Begin Data entries

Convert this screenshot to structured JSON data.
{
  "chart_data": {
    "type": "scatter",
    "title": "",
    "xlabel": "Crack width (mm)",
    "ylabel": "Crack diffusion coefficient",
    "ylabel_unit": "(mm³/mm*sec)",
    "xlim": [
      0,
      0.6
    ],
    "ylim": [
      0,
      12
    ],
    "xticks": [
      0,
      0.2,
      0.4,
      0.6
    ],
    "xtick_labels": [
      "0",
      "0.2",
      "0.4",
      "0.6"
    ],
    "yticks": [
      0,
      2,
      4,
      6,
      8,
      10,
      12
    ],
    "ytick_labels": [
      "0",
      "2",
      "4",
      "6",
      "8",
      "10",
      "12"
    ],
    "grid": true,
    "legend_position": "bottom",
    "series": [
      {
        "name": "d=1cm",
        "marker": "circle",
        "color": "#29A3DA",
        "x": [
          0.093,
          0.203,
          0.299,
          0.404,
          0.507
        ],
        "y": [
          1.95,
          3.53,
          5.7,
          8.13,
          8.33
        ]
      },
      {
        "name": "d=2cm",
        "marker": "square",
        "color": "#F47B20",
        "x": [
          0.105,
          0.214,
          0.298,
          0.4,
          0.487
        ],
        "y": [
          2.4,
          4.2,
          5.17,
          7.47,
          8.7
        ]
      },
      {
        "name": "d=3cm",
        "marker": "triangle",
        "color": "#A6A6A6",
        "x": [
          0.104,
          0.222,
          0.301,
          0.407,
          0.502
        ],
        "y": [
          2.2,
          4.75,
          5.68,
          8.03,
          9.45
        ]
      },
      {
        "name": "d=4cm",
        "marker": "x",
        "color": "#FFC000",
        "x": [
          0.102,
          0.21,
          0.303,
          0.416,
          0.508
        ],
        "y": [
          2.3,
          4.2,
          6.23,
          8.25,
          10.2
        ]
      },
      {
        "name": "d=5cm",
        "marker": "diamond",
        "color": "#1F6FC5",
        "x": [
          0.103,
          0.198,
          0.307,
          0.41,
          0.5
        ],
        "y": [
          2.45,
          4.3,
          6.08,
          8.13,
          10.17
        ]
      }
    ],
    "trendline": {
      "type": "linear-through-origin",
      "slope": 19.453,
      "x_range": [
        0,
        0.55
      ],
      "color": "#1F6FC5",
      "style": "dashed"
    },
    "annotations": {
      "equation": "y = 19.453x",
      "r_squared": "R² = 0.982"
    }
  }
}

End Data entries

What you are asked to do »
Every entry above needs to be quoted exactly.

Task output »
Convert this screenshot to structured JSON data.
{
  "chart_data": {
    "type": "scatter",
    "title": "",
    "xlabel": "Crack width (mm)",
    "ylabel": "Crack diffusion coefficient",
    "ylabel_unit": "(mm³/mm*sec)",
    "xlim": [
      0,
      0.6
    ],
    "ylim": [
      0,
      12
    ],
    "xticks": [
      0,
      0.2,
      0.4,
      0.6
    ],
    "xtick_labels": [
      "0",
      "0.2",
      "0.4",
      "0.6"
    ],
    "yticks": [
      0,
      2,
      4,
      6,
      8,
      10,
      12
    ],
    "ytick_labels": [
      "0",
      "2",
      "4",
      "6",
      "8",
      "10",
      "12"
    ],
    "grid": true,
    "legend_position": "bottom",
    "series": [
      {
        "name": "d=1cm",
        "marker": "circle",
        "color": "#29A3DA",
        "x": [
          0.093,
          0.203,
          0.299,
          0.404,
          0.507
        ],
        "y": [
          1.95,
          3.53,
          5.7,
          8.13,
          8.33
        ]
      },
      {
        "name": "d=2cm",
        "marker": "square",
        "color": "#F47B20",
        "x": [
          0.105,
          0.214,
          0.298,
          0.4,
          0.487
        ],
        "y": [
          2.4,
          4.2,
          5.17,
          7.47,
          8.7
        ]
      },
      {
        "name": "d=3cm",
        "marker": "triangle",
        "color": "#A6A6A6",
        "x": [
          0.104,
          0.222,
          0.301,
          0.407,
          0.502
        ],
        "y": [
          2.2,
          4.75,
          5.68,
          8.03,
          9.45
        ]
      },
      {
        "name": "d=4cm",
        "marker": "x",
        "color": "#FFC000",
        "x": [
          0.102,
          0.21,
          0.303,
          0.416,
          0.508
        ],
        "y": [
          2.3,
          4.2,
          6.23,
          8.25,
          10.2
        ]
      },
      {
        "name": "d=5cm",
        "marker": "diamond",
        "color": "#1F6FC5",
        "x": [
          0.103,
          0.198,
          0.307,
          0.41,
          0.5
        ],
        "y": [
          2.45,
          4.3,
          6.08,
          8.13,
          10.17
        ]
      }
    ],
    "trendline": {
      "type": "linear-through-origin",
      "slope": 19.453,
      "x_range": [
        0,
        0.55
      ],
      "color": "#1F6FC5",
      "style": "dashed"
    },
    "annotations": {
      "equation": "y = 19.453x",
      "r_squared": "R² = 0.982"
    }
  }
}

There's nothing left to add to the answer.